▶ **WRITTEN REQUEST**: Output only the lines that run from the line holding "Give me the" to the end of the data below, including both ends, without any pictures.

(Dataset rows about figures)
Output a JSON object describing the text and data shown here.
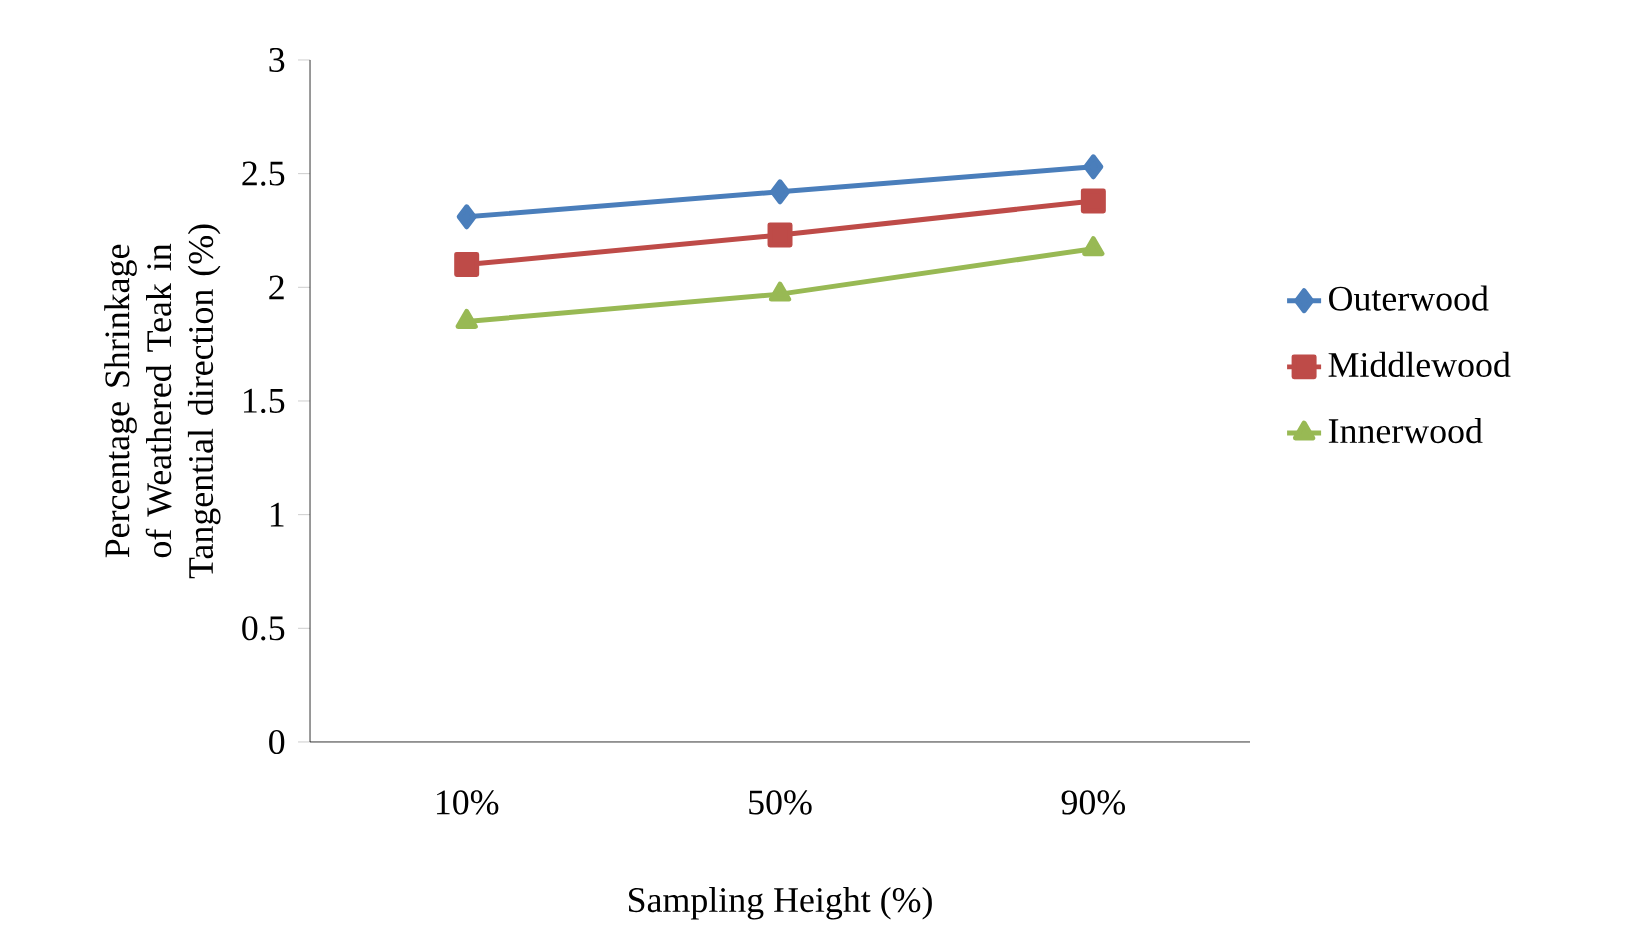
{
  "chart_data": {
    "type": "line",
    "xlabel": "Sampling Height (%)",
    "ylabel": "Percentage Shrinkage of Weathered Teak in Tangential direction (%)",
    "categories": [
      "10%",
      "50%",
      "90%"
    ],
    "ylim": [
      0,
      3
    ],
    "yticks": [
      0,
      0.5,
      1,
      1.5,
      2,
      2.5,
      3
    ],
    "grid": false,
    "legend": "right",
    "line_style": "solid",
    "series": [
      {
        "name": "Outerwood",
        "color": "#4a7ebb",
        "marker": "diamond",
        "values": [
          2.31,
          2.42,
          2.53
        ]
      },
      {
        "name": "Middlewood",
        "color": "#be4b48",
        "marker": "square",
        "values": [
          2.1,
          2.23,
          2.38
        ]
      },
      {
        "name": "Innerwood",
        "color": "#98b954",
        "marker": "triangle",
        "values": [
          1.85,
          1.97,
          2.17
        ]
      }
    ]
  }
}
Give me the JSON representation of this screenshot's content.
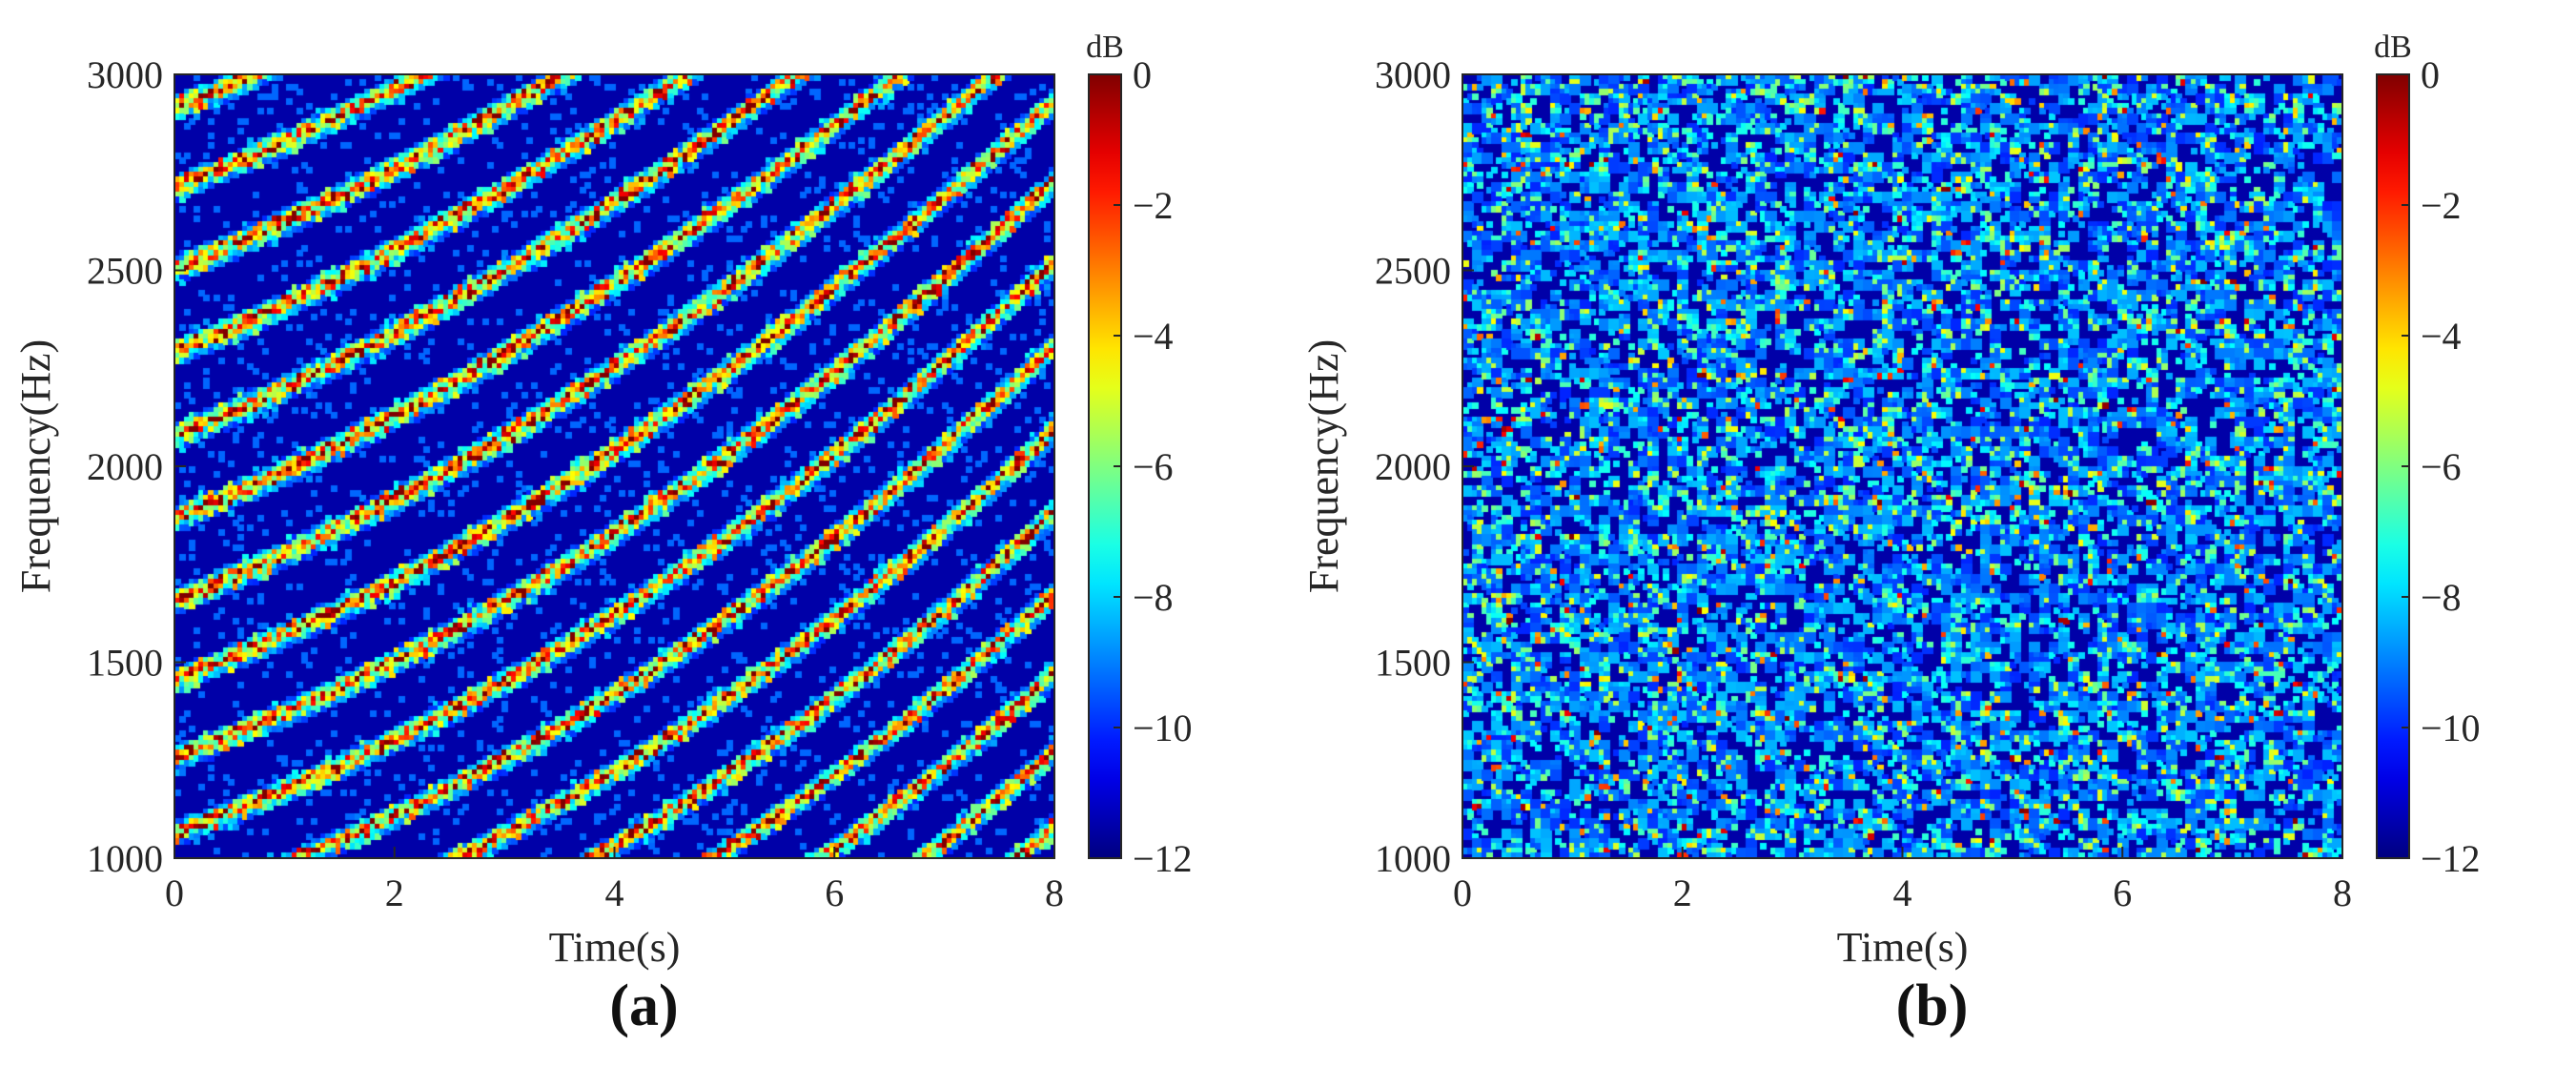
{
  "figure_labels": [
    "(a)",
    "(b)"
  ],
  "chart_data": [
    {
      "type": "heatmap",
      "panel": "a",
      "description_pattern": "diagonal",
      "title": "",
      "xlabel": "Time(s)",
      "ylabel": "Frequency(Hz)",
      "xlim": [
        0,
        8
      ],
      "ylim": [
        1000,
        3000
      ],
      "xticks": [
        0,
        2,
        4,
        6,
        8
      ],
      "yticks": [
        1000,
        1500,
        2000,
        2500,
        3000
      ],
      "colorbar": {
        "label": "dB",
        "ticks": [
          0,
          -2,
          -4,
          -6,
          -8,
          -10,
          -12
        ],
        "range": [
          -12,
          0
        ],
        "colormap": "jet"
      },
      "seed": 7
    },
    {
      "type": "heatmap",
      "panel": "b",
      "description_pattern": "scattered",
      "title": "",
      "xlabel": "Time(s)",
      "ylabel": "Frequency(Hz)",
      "xlim": [
        0,
        8
      ],
      "ylim": [
        1000,
        3000
      ],
      "xticks": [
        0,
        2,
        4,
        6,
        8
      ],
      "yticks": [
        1000,
        1500,
        2000,
        2500,
        3000
      ],
      "colorbar": {
        "label": "dB",
        "ticks": [
          0,
          -2,
          -4,
          -6,
          -8,
          -10,
          -12
        ],
        "range": [
          -12,
          0
        ],
        "colormap": "jet"
      },
      "seed": 23
    }
  ]
}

▶ **TASK OUTPUT**:
Give me the JSON representation of this screenshot's content.
{
  "figure_labels": [
    "(a)",
    "(b)"
  ],
  "chart_data": [
    {
      "type": "heatmap",
      "panel": "a",
      "description_pattern": "diagonal",
      "title": "",
      "xlabel": "Time(s)",
      "ylabel": "Frequency(Hz)",
      "xlim": [
        0,
        8
      ],
      "ylim": [
        1000,
        3000
      ],
      "xticks": [
        0,
        2,
        4,
        6,
        8
      ],
      "yticks": [
        1000,
        1500,
        2000,
        2500,
        3000
      ],
      "colorbar": {
        "label": "dB",
        "ticks": [
          0,
          -2,
          -4,
          -6,
          -8,
          -10,
          -12
        ],
        "range": [
          -12,
          0
        ],
        "colormap": "jet"
      },
      "seed": 7
    },
    {
      "type": "heatmap",
      "panel": "b",
      "description_pattern": "scattered",
      "title": "",
      "xlabel": "Time(s)",
      "ylabel": "Frequency(Hz)",
      "xlim": [
        0,
        8
      ],
      "ylim": [
        1000,
        3000
      ],
      "xticks": [
        0,
        2,
        4,
        6,
        8
      ],
      "yticks": [
        1000,
        1500,
        2000,
        2500,
        3000
      ],
      "colorbar": {
        "label": "dB",
        "ticks": [
          0,
          -2,
          -4,
          -6,
          -8,
          -10,
          -12
        ],
        "range": [
          -12,
          0
        ],
        "colormap": "jet"
      },
      "seed": 23
    }
  ]
}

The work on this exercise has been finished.